Problem to work on -
Sift the listing for lines that hold the string "Escribe" and pull them out.

Stored data:
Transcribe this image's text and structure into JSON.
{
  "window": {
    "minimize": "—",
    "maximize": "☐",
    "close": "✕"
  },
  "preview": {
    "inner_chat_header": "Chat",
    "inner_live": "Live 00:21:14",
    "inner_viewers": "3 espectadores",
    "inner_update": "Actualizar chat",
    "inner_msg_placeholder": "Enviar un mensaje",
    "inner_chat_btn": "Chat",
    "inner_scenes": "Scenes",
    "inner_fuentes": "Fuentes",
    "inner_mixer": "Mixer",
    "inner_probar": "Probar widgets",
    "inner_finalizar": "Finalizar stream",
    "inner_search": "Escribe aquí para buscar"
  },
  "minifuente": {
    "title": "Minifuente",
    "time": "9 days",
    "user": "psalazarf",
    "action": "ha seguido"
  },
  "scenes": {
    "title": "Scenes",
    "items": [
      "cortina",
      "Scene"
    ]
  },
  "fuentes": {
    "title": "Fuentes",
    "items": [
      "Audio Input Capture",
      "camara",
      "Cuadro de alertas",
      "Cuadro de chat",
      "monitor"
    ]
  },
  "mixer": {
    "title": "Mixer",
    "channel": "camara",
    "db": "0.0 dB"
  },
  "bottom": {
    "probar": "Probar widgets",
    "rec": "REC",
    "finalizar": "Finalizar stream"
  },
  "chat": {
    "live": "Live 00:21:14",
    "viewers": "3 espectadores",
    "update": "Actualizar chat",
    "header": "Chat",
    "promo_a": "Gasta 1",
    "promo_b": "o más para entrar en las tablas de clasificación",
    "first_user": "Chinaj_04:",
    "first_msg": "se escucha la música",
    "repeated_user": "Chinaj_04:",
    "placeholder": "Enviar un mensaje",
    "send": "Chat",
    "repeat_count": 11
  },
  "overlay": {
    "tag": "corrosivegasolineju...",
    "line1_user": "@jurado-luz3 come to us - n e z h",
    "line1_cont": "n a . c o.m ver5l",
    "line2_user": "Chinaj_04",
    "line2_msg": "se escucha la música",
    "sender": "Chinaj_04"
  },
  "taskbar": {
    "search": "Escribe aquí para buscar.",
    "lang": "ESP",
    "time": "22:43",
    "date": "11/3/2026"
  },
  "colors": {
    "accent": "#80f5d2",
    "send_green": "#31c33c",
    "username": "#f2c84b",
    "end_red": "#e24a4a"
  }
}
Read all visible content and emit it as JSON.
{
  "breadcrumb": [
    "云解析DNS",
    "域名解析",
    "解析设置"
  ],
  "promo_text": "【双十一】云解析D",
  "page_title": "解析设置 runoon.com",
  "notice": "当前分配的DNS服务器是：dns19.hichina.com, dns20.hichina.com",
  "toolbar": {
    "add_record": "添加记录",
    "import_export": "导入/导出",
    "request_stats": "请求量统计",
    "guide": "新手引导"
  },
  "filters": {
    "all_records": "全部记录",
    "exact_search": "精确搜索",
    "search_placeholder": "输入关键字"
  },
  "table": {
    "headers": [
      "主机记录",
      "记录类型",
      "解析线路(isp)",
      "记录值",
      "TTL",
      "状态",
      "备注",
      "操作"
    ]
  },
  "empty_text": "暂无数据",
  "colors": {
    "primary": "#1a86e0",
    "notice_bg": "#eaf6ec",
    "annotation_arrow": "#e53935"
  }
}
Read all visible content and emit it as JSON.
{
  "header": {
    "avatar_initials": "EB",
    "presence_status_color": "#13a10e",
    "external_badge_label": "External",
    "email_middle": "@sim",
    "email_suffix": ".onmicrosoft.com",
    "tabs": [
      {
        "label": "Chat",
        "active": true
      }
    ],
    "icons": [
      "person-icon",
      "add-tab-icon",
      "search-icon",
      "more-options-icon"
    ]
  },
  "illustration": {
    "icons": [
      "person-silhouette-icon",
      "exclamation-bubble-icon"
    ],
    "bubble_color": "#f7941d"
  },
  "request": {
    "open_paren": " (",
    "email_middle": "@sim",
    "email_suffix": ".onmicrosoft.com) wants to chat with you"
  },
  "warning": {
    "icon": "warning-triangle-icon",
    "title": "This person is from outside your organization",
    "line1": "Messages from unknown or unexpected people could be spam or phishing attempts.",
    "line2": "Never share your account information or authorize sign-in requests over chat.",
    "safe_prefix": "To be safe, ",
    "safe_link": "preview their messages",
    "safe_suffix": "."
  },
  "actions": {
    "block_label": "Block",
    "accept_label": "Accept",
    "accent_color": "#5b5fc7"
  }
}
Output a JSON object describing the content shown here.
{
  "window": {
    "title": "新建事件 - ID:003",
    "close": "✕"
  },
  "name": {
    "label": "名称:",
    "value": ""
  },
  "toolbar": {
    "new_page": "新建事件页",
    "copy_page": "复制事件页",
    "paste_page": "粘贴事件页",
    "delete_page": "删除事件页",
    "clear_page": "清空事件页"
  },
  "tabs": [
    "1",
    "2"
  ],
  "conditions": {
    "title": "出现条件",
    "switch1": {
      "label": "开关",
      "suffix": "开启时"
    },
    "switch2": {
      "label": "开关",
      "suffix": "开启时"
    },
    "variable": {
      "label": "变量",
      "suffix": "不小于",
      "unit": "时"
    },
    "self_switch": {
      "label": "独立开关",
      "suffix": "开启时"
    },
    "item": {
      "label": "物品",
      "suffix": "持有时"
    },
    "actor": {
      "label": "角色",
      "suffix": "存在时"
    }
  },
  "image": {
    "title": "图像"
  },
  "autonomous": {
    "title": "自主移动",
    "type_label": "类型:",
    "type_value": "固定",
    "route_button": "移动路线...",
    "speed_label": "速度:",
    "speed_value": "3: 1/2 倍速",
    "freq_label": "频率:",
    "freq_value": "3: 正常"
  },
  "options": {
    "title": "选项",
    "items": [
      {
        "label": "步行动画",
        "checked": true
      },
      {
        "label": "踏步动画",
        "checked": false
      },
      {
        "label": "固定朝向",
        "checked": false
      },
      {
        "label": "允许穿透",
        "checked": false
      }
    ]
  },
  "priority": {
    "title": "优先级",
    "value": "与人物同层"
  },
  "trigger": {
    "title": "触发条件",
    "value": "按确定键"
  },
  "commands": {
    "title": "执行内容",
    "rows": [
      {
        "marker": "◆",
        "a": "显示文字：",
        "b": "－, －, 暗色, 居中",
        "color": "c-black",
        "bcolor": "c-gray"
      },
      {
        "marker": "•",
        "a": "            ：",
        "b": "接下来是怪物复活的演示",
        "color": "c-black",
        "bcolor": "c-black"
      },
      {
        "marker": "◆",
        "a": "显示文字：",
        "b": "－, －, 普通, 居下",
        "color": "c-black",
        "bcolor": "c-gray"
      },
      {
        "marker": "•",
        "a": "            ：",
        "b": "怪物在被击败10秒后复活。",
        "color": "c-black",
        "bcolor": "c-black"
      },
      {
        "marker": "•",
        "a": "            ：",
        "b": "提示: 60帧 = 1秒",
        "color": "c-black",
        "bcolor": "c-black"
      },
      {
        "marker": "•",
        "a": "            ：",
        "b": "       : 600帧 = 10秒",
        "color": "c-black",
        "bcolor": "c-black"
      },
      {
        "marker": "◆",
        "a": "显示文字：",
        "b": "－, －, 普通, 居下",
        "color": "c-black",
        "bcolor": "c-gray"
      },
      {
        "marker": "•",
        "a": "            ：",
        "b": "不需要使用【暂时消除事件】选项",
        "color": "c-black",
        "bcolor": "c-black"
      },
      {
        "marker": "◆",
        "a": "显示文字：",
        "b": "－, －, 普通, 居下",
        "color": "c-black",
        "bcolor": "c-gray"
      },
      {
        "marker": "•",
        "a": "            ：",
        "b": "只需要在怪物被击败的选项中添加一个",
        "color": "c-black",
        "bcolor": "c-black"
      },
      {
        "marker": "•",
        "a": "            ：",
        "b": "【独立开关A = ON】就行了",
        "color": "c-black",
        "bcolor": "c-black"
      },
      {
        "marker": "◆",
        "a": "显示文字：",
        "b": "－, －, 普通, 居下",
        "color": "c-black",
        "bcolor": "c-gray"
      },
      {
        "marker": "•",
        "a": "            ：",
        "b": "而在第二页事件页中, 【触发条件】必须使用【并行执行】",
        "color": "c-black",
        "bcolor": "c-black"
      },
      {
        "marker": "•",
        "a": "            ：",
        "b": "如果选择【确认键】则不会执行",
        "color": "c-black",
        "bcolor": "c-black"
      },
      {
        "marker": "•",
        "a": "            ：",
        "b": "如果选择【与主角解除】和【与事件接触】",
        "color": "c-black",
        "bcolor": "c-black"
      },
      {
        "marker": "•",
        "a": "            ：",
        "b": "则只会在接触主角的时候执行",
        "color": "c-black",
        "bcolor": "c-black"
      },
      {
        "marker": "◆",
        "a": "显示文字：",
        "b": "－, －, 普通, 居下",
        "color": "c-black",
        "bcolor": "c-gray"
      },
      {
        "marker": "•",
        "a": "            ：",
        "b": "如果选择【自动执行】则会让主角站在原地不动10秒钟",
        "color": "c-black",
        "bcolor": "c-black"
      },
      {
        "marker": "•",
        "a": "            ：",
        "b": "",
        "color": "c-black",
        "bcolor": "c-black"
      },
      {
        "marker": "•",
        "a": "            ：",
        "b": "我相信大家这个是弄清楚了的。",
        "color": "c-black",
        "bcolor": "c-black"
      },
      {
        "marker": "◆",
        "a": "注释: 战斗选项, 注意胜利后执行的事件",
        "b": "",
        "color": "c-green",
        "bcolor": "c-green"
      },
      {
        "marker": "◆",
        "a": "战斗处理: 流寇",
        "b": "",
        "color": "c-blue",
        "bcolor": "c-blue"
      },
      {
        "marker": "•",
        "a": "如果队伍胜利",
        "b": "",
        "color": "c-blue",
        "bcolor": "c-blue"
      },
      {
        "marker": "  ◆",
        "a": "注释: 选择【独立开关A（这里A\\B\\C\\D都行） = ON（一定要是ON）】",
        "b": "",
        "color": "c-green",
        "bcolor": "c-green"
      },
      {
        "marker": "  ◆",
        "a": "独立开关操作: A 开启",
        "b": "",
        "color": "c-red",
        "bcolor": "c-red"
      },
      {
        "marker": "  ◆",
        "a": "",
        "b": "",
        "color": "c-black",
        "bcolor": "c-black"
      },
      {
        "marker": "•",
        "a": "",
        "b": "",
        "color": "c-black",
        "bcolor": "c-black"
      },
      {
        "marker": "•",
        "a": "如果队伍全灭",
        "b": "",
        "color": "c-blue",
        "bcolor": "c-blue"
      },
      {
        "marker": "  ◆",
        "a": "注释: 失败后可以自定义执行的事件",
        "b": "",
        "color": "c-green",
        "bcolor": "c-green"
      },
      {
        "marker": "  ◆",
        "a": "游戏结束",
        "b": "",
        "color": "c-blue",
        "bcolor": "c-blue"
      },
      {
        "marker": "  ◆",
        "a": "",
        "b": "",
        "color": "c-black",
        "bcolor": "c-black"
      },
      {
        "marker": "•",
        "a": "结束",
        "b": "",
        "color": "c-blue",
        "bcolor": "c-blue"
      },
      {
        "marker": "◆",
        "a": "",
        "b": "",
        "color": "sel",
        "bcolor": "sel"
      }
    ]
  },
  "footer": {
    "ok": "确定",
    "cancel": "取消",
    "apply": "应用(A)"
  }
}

Solution -
    "inner_search": "Escribe aquí para buscar"
    "search": "Escribe aquí para buscar.",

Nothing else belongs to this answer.